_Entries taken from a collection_
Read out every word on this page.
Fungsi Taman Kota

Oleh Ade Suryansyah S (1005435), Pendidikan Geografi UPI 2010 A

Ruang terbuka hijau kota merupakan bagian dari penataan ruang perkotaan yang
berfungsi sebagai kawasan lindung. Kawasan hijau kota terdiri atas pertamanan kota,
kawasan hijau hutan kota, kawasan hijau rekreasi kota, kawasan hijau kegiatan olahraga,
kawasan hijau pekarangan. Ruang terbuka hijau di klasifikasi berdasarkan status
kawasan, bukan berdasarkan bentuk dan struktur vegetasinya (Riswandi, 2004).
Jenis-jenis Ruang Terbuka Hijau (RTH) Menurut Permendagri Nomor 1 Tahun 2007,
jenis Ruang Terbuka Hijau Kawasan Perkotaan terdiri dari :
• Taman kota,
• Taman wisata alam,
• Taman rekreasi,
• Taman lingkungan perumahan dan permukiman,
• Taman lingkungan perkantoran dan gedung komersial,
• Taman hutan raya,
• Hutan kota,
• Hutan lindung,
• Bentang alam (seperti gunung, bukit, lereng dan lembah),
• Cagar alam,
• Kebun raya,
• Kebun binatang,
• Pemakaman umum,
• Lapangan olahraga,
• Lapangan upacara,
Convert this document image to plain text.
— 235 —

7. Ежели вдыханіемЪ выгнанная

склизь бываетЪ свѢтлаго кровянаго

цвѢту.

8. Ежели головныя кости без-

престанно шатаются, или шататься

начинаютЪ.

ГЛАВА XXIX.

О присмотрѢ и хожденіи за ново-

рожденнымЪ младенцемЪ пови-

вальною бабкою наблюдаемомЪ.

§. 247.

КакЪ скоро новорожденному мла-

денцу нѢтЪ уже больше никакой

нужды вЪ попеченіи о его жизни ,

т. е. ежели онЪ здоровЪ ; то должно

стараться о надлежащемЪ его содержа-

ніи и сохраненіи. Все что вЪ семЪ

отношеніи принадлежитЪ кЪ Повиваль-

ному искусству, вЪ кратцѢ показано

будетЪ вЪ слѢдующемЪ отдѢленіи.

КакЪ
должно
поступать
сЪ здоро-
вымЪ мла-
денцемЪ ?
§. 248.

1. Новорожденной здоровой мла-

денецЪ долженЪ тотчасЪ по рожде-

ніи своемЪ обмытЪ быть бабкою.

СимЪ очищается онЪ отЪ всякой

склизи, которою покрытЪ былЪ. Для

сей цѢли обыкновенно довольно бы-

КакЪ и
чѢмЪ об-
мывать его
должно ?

_Requirements_
Which lines contain the word "rekreasi"? Return each of them.

_Full answer_
kawasan hijau hutan kota, kawasan hijau rekreasi kota, kawasan hijau kegiatan olahraga,
• Taman rekreasi,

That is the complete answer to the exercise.